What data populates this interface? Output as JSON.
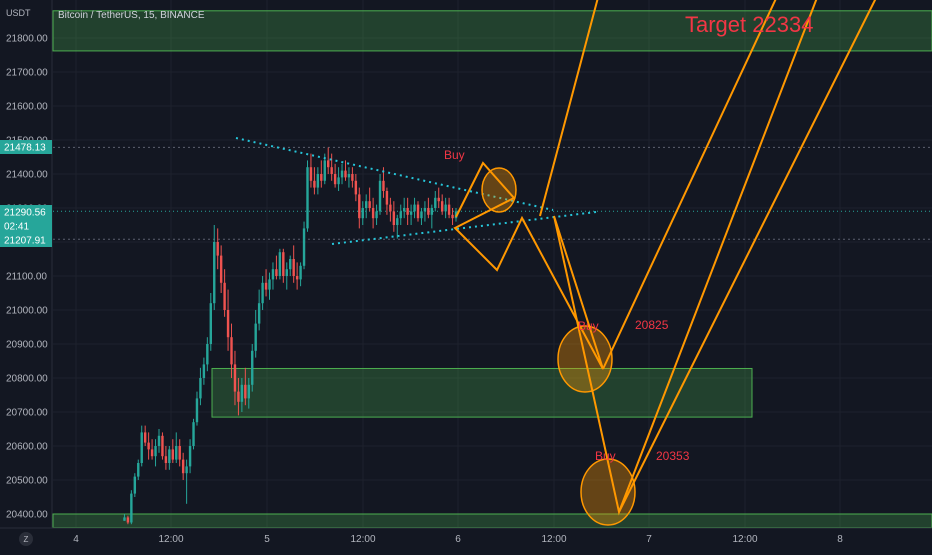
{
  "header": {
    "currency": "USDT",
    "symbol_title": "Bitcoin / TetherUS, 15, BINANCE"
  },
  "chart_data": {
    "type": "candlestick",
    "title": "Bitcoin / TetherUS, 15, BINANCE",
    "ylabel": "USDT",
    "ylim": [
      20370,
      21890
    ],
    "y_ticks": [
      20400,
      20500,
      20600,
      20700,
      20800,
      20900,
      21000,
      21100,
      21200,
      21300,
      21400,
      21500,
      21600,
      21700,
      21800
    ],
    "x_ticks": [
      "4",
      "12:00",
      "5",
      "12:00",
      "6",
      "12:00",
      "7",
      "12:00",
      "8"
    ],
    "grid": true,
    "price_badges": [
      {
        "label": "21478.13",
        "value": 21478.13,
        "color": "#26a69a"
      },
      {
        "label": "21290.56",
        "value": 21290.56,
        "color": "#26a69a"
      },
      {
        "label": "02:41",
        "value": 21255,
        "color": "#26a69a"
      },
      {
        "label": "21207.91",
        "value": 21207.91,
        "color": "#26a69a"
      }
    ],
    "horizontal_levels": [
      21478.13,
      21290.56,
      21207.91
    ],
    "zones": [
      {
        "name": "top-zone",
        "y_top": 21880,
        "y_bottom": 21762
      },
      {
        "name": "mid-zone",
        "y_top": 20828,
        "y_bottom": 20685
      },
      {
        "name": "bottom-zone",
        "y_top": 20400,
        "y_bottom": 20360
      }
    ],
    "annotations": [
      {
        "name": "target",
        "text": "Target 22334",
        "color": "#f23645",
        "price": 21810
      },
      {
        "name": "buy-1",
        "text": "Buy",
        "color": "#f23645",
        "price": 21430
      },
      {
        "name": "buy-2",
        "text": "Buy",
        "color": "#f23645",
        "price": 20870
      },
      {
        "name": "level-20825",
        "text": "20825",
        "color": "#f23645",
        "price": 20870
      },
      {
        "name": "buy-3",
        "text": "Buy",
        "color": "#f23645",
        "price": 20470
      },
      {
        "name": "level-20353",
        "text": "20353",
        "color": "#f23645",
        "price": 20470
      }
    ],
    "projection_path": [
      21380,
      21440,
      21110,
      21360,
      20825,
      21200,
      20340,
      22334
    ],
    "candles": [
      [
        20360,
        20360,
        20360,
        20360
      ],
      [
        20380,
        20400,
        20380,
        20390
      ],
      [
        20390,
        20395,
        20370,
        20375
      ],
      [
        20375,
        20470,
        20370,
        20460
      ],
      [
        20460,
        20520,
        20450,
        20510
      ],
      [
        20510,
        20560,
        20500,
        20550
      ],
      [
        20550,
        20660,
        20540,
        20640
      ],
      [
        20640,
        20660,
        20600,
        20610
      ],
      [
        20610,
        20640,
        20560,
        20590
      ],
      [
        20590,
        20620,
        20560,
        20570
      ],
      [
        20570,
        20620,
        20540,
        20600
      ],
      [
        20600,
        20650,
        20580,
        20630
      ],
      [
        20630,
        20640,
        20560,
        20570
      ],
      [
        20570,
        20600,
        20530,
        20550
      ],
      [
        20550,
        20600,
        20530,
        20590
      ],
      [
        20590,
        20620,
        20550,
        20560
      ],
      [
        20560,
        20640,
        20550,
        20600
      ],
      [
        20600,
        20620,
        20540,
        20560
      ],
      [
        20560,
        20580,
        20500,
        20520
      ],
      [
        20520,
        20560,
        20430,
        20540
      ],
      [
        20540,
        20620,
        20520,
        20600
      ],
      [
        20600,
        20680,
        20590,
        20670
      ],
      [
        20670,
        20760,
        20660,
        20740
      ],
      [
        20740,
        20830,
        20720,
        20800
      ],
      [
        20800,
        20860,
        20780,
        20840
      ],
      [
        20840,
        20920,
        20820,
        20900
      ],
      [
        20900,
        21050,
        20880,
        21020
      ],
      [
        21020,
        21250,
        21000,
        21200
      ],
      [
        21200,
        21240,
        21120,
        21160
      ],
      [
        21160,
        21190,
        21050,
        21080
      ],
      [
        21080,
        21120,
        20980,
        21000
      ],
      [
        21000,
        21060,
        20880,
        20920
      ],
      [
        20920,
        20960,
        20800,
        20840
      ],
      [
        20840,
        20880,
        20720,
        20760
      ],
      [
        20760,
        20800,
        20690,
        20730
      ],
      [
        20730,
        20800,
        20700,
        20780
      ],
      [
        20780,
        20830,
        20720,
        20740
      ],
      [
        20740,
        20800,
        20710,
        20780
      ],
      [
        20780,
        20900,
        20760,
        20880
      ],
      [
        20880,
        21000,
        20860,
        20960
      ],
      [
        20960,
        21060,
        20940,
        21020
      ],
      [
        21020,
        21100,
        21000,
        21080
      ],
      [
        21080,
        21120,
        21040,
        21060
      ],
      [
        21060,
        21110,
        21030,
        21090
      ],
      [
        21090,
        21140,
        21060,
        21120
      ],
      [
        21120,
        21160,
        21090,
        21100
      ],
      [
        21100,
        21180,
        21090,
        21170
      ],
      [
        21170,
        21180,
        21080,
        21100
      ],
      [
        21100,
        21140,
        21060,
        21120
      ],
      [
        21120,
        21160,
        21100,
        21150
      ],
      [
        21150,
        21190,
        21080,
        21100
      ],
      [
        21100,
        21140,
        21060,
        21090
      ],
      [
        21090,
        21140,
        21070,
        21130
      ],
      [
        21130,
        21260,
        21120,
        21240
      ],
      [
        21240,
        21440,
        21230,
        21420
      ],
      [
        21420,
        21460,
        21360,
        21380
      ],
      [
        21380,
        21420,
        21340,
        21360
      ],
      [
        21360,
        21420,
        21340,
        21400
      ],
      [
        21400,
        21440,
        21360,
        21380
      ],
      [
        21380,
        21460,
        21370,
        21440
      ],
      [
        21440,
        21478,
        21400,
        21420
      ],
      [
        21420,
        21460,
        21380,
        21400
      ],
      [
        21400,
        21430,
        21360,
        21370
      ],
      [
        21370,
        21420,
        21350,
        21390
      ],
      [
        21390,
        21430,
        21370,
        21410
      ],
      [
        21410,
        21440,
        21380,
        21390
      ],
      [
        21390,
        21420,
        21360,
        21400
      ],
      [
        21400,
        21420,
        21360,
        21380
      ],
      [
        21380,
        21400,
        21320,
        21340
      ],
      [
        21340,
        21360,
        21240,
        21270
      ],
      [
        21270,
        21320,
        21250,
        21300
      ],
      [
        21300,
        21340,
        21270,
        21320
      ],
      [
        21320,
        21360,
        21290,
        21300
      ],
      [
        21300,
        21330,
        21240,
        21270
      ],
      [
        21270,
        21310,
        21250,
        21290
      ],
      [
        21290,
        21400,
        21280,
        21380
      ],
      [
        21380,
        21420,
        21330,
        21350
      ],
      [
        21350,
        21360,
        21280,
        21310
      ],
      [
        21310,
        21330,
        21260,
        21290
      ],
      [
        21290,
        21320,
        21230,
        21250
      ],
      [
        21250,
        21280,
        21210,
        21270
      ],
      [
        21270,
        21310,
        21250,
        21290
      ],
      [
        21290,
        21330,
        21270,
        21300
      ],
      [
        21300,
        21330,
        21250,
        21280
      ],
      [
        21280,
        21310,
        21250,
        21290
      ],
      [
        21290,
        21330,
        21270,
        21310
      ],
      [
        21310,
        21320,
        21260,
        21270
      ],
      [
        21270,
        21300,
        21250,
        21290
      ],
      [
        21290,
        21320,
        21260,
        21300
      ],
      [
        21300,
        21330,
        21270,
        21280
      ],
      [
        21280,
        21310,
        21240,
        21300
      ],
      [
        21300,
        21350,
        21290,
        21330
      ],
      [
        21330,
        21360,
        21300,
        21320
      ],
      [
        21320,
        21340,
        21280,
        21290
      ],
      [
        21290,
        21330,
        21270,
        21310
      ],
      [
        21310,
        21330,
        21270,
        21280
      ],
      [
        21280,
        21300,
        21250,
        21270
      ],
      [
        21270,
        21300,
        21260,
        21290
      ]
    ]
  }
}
********
### TASK:
Among the entries, how many lines contain the string "TetherUS"? Give the number without anything else.

### FULL SOLUTION:
2